### STATED PROBLEM
Please copy out the items below, swapping "wainscoting" for "wood paneling" wherever it occurs and leaving everything else untouched.

### EXERCISE INPUTS

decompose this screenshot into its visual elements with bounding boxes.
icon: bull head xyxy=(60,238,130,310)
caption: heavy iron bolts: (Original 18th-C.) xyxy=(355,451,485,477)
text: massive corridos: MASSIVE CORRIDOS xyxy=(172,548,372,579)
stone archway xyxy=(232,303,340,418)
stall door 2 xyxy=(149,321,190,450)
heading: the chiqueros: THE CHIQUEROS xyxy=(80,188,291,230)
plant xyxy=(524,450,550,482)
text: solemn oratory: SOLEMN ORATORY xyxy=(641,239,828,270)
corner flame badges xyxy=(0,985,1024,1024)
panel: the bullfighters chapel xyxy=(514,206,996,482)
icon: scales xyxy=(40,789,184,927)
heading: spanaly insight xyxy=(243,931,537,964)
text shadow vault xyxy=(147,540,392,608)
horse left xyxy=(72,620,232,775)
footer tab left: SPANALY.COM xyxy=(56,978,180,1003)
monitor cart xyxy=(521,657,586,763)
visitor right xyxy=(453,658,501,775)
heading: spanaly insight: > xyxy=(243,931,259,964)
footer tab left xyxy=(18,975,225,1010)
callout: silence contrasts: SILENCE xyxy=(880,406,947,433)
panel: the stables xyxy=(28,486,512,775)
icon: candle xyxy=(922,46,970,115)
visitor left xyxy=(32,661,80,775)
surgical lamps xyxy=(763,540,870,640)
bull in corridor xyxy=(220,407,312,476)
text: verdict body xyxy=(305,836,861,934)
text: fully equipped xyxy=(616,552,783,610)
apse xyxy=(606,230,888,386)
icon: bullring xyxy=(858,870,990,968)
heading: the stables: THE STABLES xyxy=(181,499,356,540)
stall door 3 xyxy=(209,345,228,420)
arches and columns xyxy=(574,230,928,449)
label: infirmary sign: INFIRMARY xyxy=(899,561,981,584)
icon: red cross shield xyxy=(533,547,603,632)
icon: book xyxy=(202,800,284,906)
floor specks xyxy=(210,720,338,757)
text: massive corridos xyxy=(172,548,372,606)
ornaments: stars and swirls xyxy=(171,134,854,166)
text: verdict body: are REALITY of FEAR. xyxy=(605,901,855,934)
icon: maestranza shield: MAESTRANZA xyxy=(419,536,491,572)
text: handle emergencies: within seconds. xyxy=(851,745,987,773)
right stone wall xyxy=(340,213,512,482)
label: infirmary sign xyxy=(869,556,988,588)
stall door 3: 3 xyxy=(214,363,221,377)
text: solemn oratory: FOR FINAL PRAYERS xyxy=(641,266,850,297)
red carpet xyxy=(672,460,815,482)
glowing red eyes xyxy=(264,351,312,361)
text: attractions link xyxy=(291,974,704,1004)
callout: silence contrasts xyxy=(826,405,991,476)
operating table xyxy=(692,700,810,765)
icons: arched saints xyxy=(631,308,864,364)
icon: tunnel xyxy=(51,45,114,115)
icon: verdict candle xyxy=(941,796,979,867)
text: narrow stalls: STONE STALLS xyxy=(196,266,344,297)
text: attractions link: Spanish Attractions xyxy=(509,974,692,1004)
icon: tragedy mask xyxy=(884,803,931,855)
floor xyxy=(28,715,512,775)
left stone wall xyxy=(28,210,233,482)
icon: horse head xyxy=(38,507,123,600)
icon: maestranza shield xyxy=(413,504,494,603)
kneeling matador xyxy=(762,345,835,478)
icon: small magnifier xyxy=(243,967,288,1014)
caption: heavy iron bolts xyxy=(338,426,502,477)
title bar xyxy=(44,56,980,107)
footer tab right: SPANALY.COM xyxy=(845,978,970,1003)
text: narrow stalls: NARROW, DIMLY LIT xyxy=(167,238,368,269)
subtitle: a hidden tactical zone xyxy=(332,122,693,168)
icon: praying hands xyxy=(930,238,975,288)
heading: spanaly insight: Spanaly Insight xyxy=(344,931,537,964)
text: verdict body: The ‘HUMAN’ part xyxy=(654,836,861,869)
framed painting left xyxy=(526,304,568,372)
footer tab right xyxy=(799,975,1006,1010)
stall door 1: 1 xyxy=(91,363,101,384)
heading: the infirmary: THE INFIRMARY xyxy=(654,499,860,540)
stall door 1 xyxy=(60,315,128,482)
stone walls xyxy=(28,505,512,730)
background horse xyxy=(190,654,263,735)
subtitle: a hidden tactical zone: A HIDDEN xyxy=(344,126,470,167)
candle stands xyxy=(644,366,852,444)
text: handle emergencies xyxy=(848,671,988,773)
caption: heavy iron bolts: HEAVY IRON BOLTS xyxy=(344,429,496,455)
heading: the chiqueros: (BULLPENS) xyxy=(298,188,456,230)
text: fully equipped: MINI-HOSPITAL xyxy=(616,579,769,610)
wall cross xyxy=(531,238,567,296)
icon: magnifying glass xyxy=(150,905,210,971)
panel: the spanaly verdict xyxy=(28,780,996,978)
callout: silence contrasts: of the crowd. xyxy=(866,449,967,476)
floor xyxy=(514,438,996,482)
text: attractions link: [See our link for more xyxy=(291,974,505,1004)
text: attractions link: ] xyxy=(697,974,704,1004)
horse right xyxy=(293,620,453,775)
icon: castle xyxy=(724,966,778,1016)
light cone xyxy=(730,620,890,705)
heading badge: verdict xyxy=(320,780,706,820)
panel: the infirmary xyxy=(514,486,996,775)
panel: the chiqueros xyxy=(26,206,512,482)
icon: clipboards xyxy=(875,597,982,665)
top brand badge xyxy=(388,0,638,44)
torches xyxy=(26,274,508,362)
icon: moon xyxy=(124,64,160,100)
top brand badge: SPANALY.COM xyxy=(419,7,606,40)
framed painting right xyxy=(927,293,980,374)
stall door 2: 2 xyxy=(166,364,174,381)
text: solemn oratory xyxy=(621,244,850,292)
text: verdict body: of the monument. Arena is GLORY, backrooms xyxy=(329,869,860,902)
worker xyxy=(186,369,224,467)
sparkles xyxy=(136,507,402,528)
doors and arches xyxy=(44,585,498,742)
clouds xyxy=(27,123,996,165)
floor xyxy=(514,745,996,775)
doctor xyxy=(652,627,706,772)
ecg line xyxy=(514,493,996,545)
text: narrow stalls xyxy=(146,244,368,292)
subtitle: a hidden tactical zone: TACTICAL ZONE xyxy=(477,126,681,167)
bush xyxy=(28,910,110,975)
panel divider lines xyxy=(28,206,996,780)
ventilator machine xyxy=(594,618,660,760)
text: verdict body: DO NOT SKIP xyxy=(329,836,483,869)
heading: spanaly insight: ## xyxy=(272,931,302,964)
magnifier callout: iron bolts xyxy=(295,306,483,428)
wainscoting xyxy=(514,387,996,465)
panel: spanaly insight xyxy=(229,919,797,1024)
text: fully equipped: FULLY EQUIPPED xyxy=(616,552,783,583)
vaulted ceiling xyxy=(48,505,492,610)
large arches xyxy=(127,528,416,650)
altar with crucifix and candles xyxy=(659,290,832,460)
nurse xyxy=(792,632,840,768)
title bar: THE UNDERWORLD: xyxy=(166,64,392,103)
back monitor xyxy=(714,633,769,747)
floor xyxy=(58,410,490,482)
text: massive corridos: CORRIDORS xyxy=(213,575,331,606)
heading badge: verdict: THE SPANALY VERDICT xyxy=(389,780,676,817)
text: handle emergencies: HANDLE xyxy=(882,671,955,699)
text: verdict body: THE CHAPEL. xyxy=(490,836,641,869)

### OUTPUT OF THE TASK
decompose this screenshot into its visual elements with bounding boxes.
icon: bull head xyxy=(60,238,130,310)
caption: heavy iron bolts: (Original 18th-C.) xyxy=(355,451,485,477)
text: massive corridos: MASSIVE CORRIDOS xyxy=(172,548,372,579)
stone archway xyxy=(232,303,340,418)
stall door 2 xyxy=(149,321,190,450)
heading: the chiqueros: THE CHIQUEROS xyxy=(80,188,291,230)
plant xyxy=(524,450,550,482)
text: solemn oratory: SOLEMN ORATORY xyxy=(641,239,828,270)
corner flame badges xyxy=(0,985,1024,1024)
panel: the bullfighters chapel xyxy=(514,206,996,482)
icon: scales xyxy=(40,789,184,927)
heading: spanaly insight xyxy=(243,931,537,964)
text shadow vault xyxy=(147,540,392,608)
horse left xyxy=(72,620,232,775)
footer tab left: SPANALY.COM xyxy=(56,978,180,1003)
monitor cart xyxy=(521,657,586,763)
visitor right xyxy=(453,658,501,775)
heading: spanaly insight: > xyxy=(243,931,259,964)
footer tab left xyxy=(18,975,225,1010)
callout: silence contrasts: SILENCE xyxy=(880,406,947,433)
panel: the stables xyxy=(28,486,512,775)
icon: candle xyxy=(922,46,970,115)
visitor left xyxy=(32,661,80,775)
surgical lamps xyxy=(763,540,870,640)
bull in corridor xyxy=(220,407,312,476)
text: verdict body xyxy=(305,836,861,934)
text: fully equipped xyxy=(616,552,783,610)
apse xyxy=(606,230,888,386)
icon: bullring xyxy=(858,870,990,968)
heading: the stables: THE STABLES xyxy=(181,499,356,540)
stall door 3 xyxy=(209,345,228,420)
arches and columns xyxy=(574,230,928,449)
label: infirmary sign: INFIRMARY xyxy=(899,561,981,584)
icon: red cross shield xyxy=(533,547,603,632)
icon: book xyxy=(202,800,284,906)
floor specks xyxy=(210,720,338,757)
text: massive corridos xyxy=(172,548,372,606)
ornaments: stars and swirls xyxy=(171,134,854,166)
text: verdict body: are REALITY of FEAR. xyxy=(605,901,855,934)
icon: maestranza shield: MAESTRANZA xyxy=(419,536,491,572)
text: handle emergencies: within seconds. xyxy=(851,745,987,773)
right stone wall xyxy=(340,213,512,482)
label: infirmary sign xyxy=(869,556,988,588)
stall door 3: 3 xyxy=(214,363,221,377)
text: solemn oratory: FOR FINAL PRAYERS xyxy=(641,266,850,297)
red carpet xyxy=(672,460,815,482)
glowing red eyes xyxy=(264,351,312,361)
text: attractions link xyxy=(291,974,704,1004)
callout: silence contrasts xyxy=(826,405,991,476)
operating table xyxy=(692,700,810,765)
icons: arched saints xyxy=(631,308,864,364)
icon: tunnel xyxy=(51,45,114,115)
icon: verdict candle xyxy=(941,796,979,867)
text: narrow stalls: STONE STALLS xyxy=(196,266,344,297)
text: attractions link: Spanish Attractions xyxy=(509,974,692,1004)
icon: tragedy mask xyxy=(884,803,931,855)
floor xyxy=(28,715,512,775)
left stone wall xyxy=(28,210,233,482)
icon: horse head xyxy=(38,507,123,600)
icon: maestranza shield xyxy=(413,504,494,603)
kneeling matador xyxy=(762,345,835,478)
icon: small magnifier xyxy=(243,967,288,1014)
caption: heavy iron bolts xyxy=(338,426,502,477)
title bar xyxy=(44,56,980,107)
footer tab right: SPANALY.COM xyxy=(845,978,970,1003)
text: narrow stalls: NARROW, DIMLY LIT xyxy=(167,238,368,269)
subtitle: a hidden tactical zone xyxy=(332,122,693,168)
icon: praying hands xyxy=(930,238,975,288)
heading: spanaly insight: Spanaly Insight xyxy=(344,931,537,964)
text: verdict body: The ‘HUMAN’ part xyxy=(654,836,861,869)
framed painting left xyxy=(526,304,568,372)
footer tab right xyxy=(799,975,1006,1010)
stall door 1: 1 xyxy=(91,363,101,384)
heading: the infirmary: THE INFIRMARY xyxy=(654,499,860,540)
stall door 1 xyxy=(60,315,128,482)
stone walls xyxy=(28,505,512,730)
background horse xyxy=(190,654,263,735)
subtitle: a hidden tactical zone: A HIDDEN xyxy=(344,126,470,167)
candle stands xyxy=(644,366,852,444)
text: handle emergencies xyxy=(848,671,988,773)
caption: heavy iron bolts: HEAVY IRON BOLTS xyxy=(344,429,496,455)
heading: the chiqueros: (BULLPENS) xyxy=(298,188,456,230)
text: fully equipped: MINI-HOSPITAL xyxy=(616,579,769,610)
wall cross xyxy=(531,238,567,296)
icon: magnifying glass xyxy=(150,905,210,971)
panel: the spanaly verdict xyxy=(28,780,996,978)
callout: silence contrasts: of the crowd. xyxy=(866,449,967,476)
floor xyxy=(514,438,996,482)
text: attractions link: [See our link for more xyxy=(291,974,505,1004)
text: attractions link: ] xyxy=(697,974,704,1004)
horse right xyxy=(293,620,453,775)
icon: castle xyxy=(724,966,778,1016)
light cone xyxy=(730,620,890,705)
heading badge: verdict xyxy=(320,780,706,820)
panel: the infirmary xyxy=(514,486,996,775)
panel: the chiqueros xyxy=(26,206,512,482)
icon: clipboards xyxy=(875,597,982,665)
top brand badge xyxy=(388,0,638,44)
torches xyxy=(26,274,508,362)
icon: moon xyxy=(124,64,160,100)
top brand badge: SPANALY.COM xyxy=(419,7,606,40)
framed painting right xyxy=(927,293,980,374)
stall door 2: 2 xyxy=(166,364,174,381)
text: solemn oratory xyxy=(621,244,850,292)
text: verdict body: of the monument. Arena is GLORY, backrooms xyxy=(329,869,860,902)
worker xyxy=(186,369,224,467)
sparkles xyxy=(136,507,402,528)
doors and arches xyxy=(44,585,498,742)
clouds xyxy=(27,123,996,165)
floor xyxy=(514,745,996,775)
doctor xyxy=(652,627,706,772)
ecg line xyxy=(514,493,996,545)
text: narrow stalls xyxy=(146,244,368,292)
subtitle: a hidden tactical zone: TACTICAL ZONE xyxy=(477,126,681,167)
bush xyxy=(28,910,110,975)
panel divider lines xyxy=(28,206,996,780)
ventilator machine xyxy=(594,618,660,760)
text: verdict body: DO NOT SKIP xyxy=(329,836,483,869)
heading: spanaly insight: ## xyxy=(272,931,302,964)
magnifier callout: iron bolts xyxy=(295,306,483,428)
wood paneling xyxy=(514,387,996,465)
panel: spanaly insight xyxy=(229,919,797,1024)
text: fully equipped: FULLY EQUIPPED xyxy=(616,552,783,583)
vaulted ceiling xyxy=(48,505,492,610)
large arches xyxy=(127,528,416,650)
altar with crucifix and candles xyxy=(659,290,832,460)
nurse xyxy=(792,632,840,768)
title bar: THE UNDERWORLD: xyxy=(166,64,392,103)
back monitor xyxy=(714,633,769,747)
floor xyxy=(58,410,490,482)
text: massive corridos: CORRIDORS xyxy=(213,575,331,606)
heading badge: verdict: THE SPANALY VERDICT xyxy=(389,780,676,817)
text: handle emergencies: HANDLE xyxy=(882,671,955,699)
text: verdict body: THE CHAPEL. xyxy=(490,836,641,869)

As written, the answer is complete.